**INSTRUCTIONS FOR THE TASK**
Copy out all lines that hold "https".

+++ EXTRACTED DATA +++

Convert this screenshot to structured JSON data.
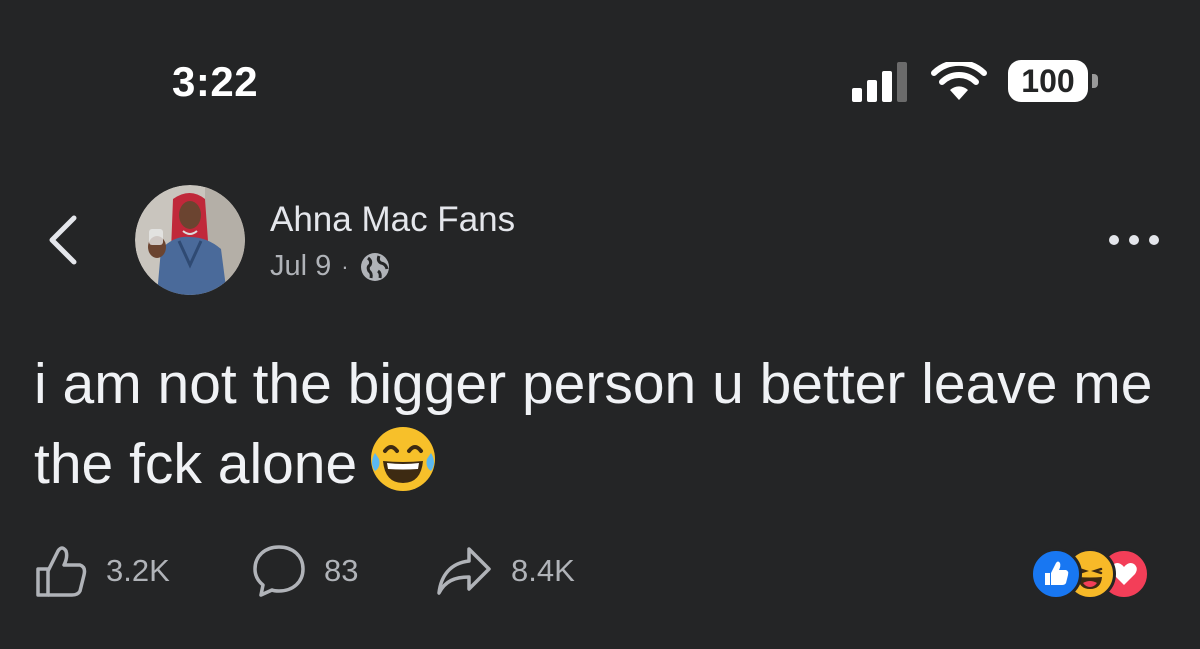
{
  "status_bar": {
    "time": "3:22",
    "battery": "100",
    "icons": [
      "signal-icon",
      "wifi-icon",
      "battery-icon"
    ]
  },
  "header": {
    "page_name": "Ahna Mac Fans",
    "date": "Jul 9",
    "separator": "·",
    "privacy_icon": "globe-icon",
    "back_icon": "chevron-left-icon",
    "more_icon": "more-options-icon"
  },
  "post": {
    "text": "i am not the bigger person u better leave me the fck alone",
    "emoji": "laughing-tears-emoji"
  },
  "actions": {
    "like_count": "3.2K",
    "comment_count": "83",
    "share_count": "8.4K"
  },
  "reactions": [
    "like",
    "haha",
    "love"
  ],
  "colors": {
    "background": "#242526",
    "primary_text": "#e4e6eb",
    "secondary_text": "#b0b3b8",
    "like_blue": "#1877f2",
    "haha_yellow": "#f7b928",
    "love_red": "#f33e58"
  }
}
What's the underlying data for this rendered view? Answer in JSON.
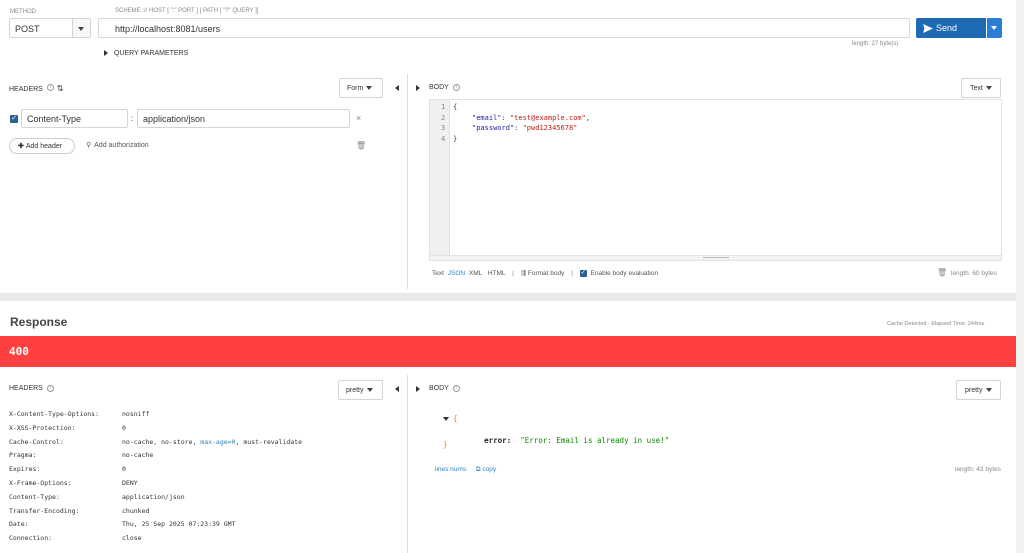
{
  "request": {
    "method_label": "METHOD",
    "method_value": "POST",
    "url_hint": "SCHEME :// HOST [ \":\" PORT ] [ PATH [ \"?\" QUERY ]]",
    "url": "http://localhost:8081/users",
    "url_length": "length: 27 byte(s)",
    "send_label": "Send",
    "query_params_label": "QUERY PARAMETERS"
  },
  "req_headers": {
    "title": "HEADERS",
    "mode": "Form",
    "key": "Content-Type",
    "value": "application/json",
    "add_header": "Add header",
    "add_auth": "Add authorization"
  },
  "req_body": {
    "title": "BODY",
    "mode": "Text",
    "lines": [
      {
        "n": "1",
        "text": "{"
      },
      {
        "n": "2",
        "key": "\"email\"",
        "val": "\"test@example.com\"",
        "tail": ","
      },
      {
        "n": "3",
        "key": "\"password\"",
        "val": "\"pwd12345678\"",
        "tail": ""
      },
      {
        "n": "4",
        "text": "}"
      }
    ],
    "formats": [
      "Text",
      "JSON",
      "XML",
      "HTML"
    ],
    "active_format": "JSON",
    "format_body": "Format body",
    "enable_eval": "Enable body evaluation",
    "length": "length: 60 bytes"
  },
  "response": {
    "title": "Response",
    "cache_info": "Cache Detected - Elapsed Time: 244ms",
    "status": "400",
    "status_color": "#ff4040",
    "headers_title": "HEADERS",
    "headers_mode": "pretty",
    "headers": [
      {
        "k": "X-Content-Type-Options:",
        "v": "nosniff"
      },
      {
        "k": "X-XSS-Protection:",
        "v": "0"
      },
      {
        "k": "Cache-Control:",
        "v": "no-cache, no-store, max-age=0, must-revalidate"
      },
      {
        "k": "Pragma:",
        "v": "no-cache"
      },
      {
        "k": "Expires:",
        "v": "0"
      },
      {
        "k": "X-Frame-Options:",
        "v": "DENY"
      },
      {
        "k": "Content-Type:",
        "v": "application/json"
      },
      {
        "k": "Transfer-Encoding:",
        "v": "chunked"
      },
      {
        "k": "Date:",
        "v": "Thu, 25 Sep 2025 07:23:39 GMT"
      },
      {
        "k": "Connection:",
        "v": "close"
      }
    ],
    "cache_control_prefix": "no-cache, no-store, ",
    "cache_control_link": "max-age=0",
    "cache_control_suffix": ", must-revalidate",
    "body_title": "BODY",
    "body_mode": "pretty",
    "body_open": "{",
    "body_key": "error:",
    "body_value": "\"Error: Email is already in use!\"",
    "body_close": "}",
    "lines_nums": "lines nums",
    "copy": "copy",
    "length": "length: 43 bytes"
  }
}
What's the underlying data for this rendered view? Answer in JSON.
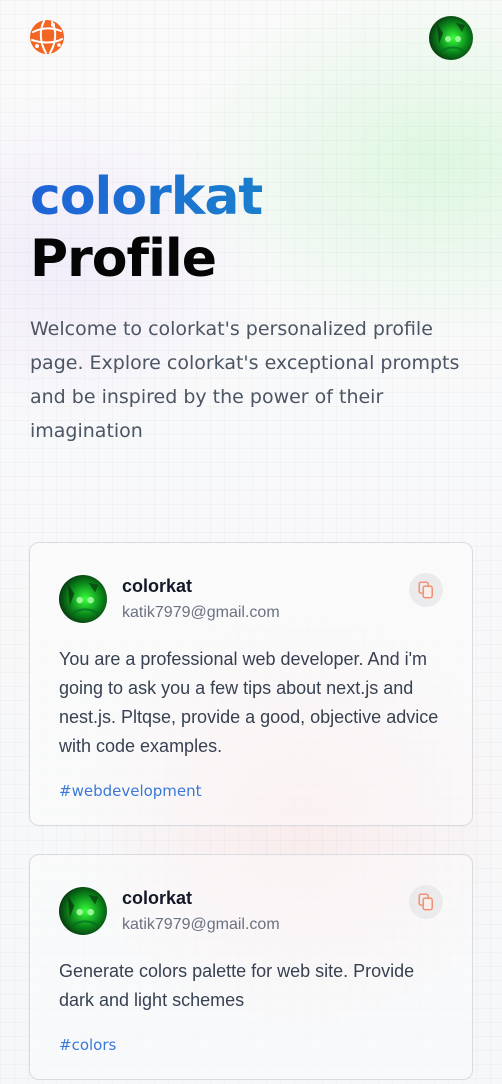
{
  "header": {
    "logo_icon": "globe-logo-icon",
    "avatar_icon": "user-avatar-icon"
  },
  "hero": {
    "title_accent": "colorkat",
    "title_main": "Profile",
    "description": "Welcome to colorkat's personalized profile page. Explore colorkat's exceptional prompts and be inspired by the power of their imagination"
  },
  "posts": [
    {
      "username": "colorkat",
      "email": "katik7979@gmail.com",
      "prompt": "You are a professional web developer. And i'm going to ask you a few tips about next.js and nest.js. Pltqse, provide a good, objective advice with code examples.",
      "tag": "#webdevelopment",
      "copy_icon": "copy-icon"
    },
    {
      "username": "colorkat",
      "email": "katik7979@gmail.com",
      "prompt": "Generate colors palette for web site. Provide dark and light schemes",
      "tag": "#colors",
      "copy_icon": "copy-icon"
    }
  ],
  "colors": {
    "accent_start": "#1f63d6",
    "accent_end": "#1598c4",
    "logo_orange": "#f26522",
    "tag_blue": "#3a78d8",
    "copy_icon_orange": "#f28b6a"
  }
}
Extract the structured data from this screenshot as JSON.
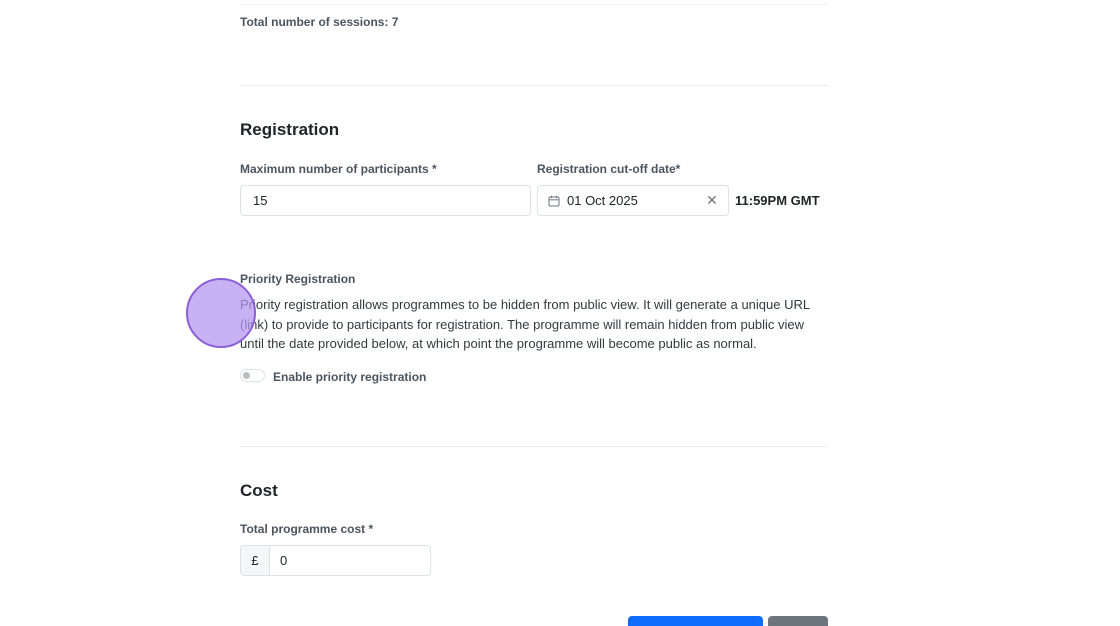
{
  "schedule": {
    "sessions_text": "Total number of sessions: 7"
  },
  "registration": {
    "title": "Registration",
    "max_participants_label": "Maximum number of participants *",
    "max_participants_value": "15",
    "cutoff_label": "Registration cut-off date*",
    "cutoff_date": "01 Oct 2025",
    "cutoff_time": "11:59PM GMT",
    "calendar_icon": "calendar-icon",
    "clear_icon_glyph": "✕"
  },
  "priority": {
    "label": "Priority Registration",
    "description": "Priority registration allows programmes to be hidden from public view. It will generate a unique URL (link) to provide to participants for registration. The programme will remain hidden from public view until the date provided below, at which point the programme will become public as normal.",
    "toggle_label": "Enable priority registration",
    "toggle_enabled": false
  },
  "cost": {
    "title": "Cost",
    "total_label": "Total programme cost *",
    "currency_symbol": "£",
    "total_value": "0"
  },
  "colors": {
    "primary": "#0d6efd",
    "secondary": "#6c757d",
    "cursor_fill": "#b494ee",
    "cursor_border": "#8a5fd8"
  }
}
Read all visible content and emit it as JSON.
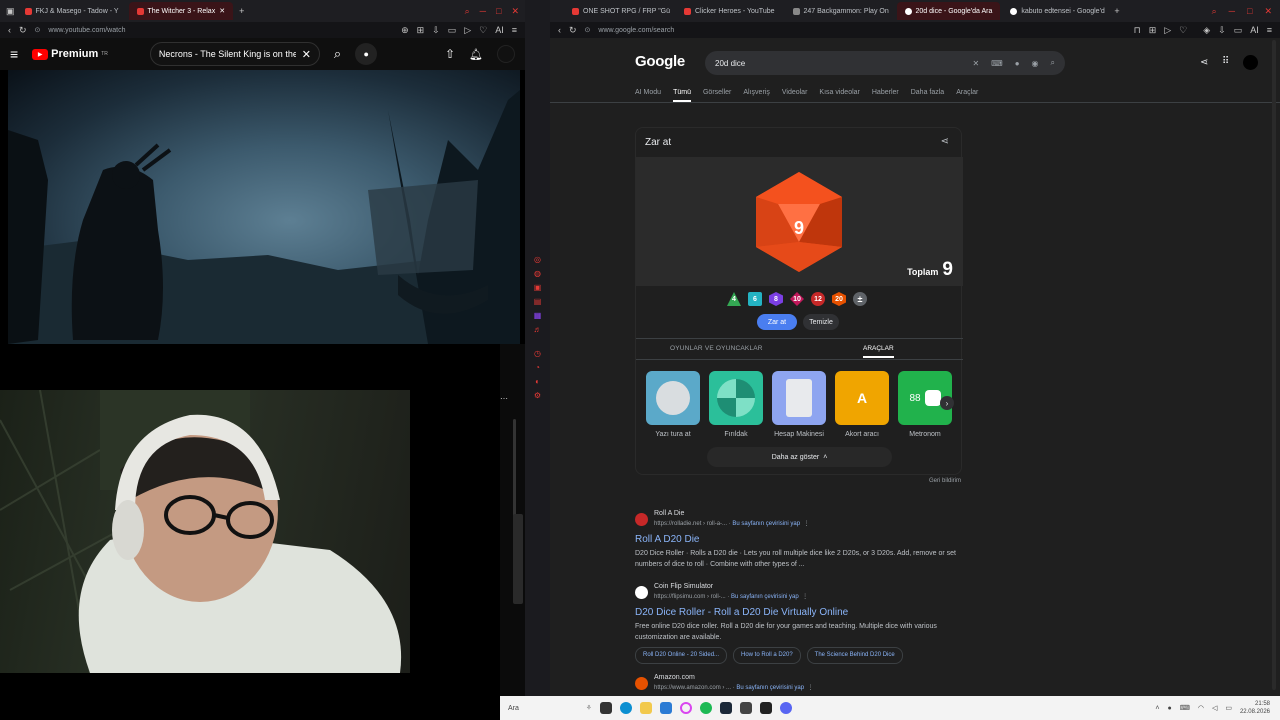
{
  "left_browser": {
    "tabs": [
      {
        "label": "FKJ & Masego - Tadow - Y"
      },
      {
        "label": "The Witcher 3 - Relax"
      }
    ],
    "url": "www.youtube.com/watch"
  },
  "youtube": {
    "logo": "Premium",
    "logo_sup": "TR",
    "search_value": "Necrons - The Silent King is on the Flo"
  },
  "right_browser": {
    "tabs": [
      {
        "label": "ONE SHOT RPG / FRP \"Gü"
      },
      {
        "label": "Clicker Heroes - YouTube"
      },
      {
        "label": "247 Backgammon: Play On"
      },
      {
        "label": "20d dice - Google'da Ara"
      },
      {
        "label": "kabuto edtensei - Google'd"
      }
    ],
    "url": "www.google.com/search"
  },
  "google": {
    "logo": "Google",
    "query": "20d dice",
    "tabs": [
      "AI Modu",
      "Tümü",
      "Görseller",
      "Alışveriş",
      "Videolar",
      "Kısa videolar",
      "Haberler",
      "Daha fazla",
      "Araçlar"
    ],
    "dice_card": {
      "title": "Zar at",
      "die_value": "9",
      "total_label": "Toplam",
      "total_value": "9",
      "dice": [
        "4",
        "6",
        "8",
        "10",
        "12",
        "20"
      ],
      "roll_button": "Zar at",
      "clear_button": "Temizle",
      "section_tabs": [
        "OYUNLAR VE OYUNCAKLAR",
        "ARAÇLAR"
      ],
      "tools": [
        "Yazı tura at",
        "Fırıldak",
        "Hesap Makinesi",
        "Akort aracı",
        "Metronom"
      ],
      "metronome_value": "88",
      "tuner_letter": "A",
      "show_less": "Daha az göster",
      "feedback": "Geri bildirim"
    },
    "results": [
      {
        "site": "Roll A Die",
        "url": "https://rolladie.net › roll-a-...",
        "translate": "Bu sayfanın çevirisini yap",
        "title": "Roll A D20 Die",
        "snippet_1": "D20 Dice Roller · Rolls a D20 die · Lets you roll multiple dice like 2 D20s, or 3 D20s. Add, remove or set",
        "snippet_2": "numbers of dice to roll · Combine with other types of ..."
      },
      {
        "site": "Coin Flip Simulator",
        "url": "https://flipsimu.com › roll-...",
        "translate": "Bu sayfanın çevirisini yap",
        "title": "D20 Dice Roller - Roll a D20 Die Virtually Online",
        "snippet_1": "Free online D20 dice roller. Roll a D20 die for your games and teaching. Multiple dice with various",
        "snippet_2": "customization are available.",
        "links": [
          "Roll D20 Online - 20 Sided...",
          "How to Roll a D20?",
          "The Science Behind D20 Dice"
        ]
      },
      {
        "site": "Amazon.com",
        "url": "https://www.amazon.com › ...",
        "translate": "Bu sayfanın çevirisini yap"
      }
    ]
  },
  "taskbar": {
    "search": "Ara",
    "time": "21:58",
    "date": "22.08.2026"
  }
}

+++

**EXERCISE ANSWER**
        "url": "https://rolladie.net › roll-a-...",
        "url": "https://flipsimu.com › roll-...",
        "url": "https://www.amazon.com › ...",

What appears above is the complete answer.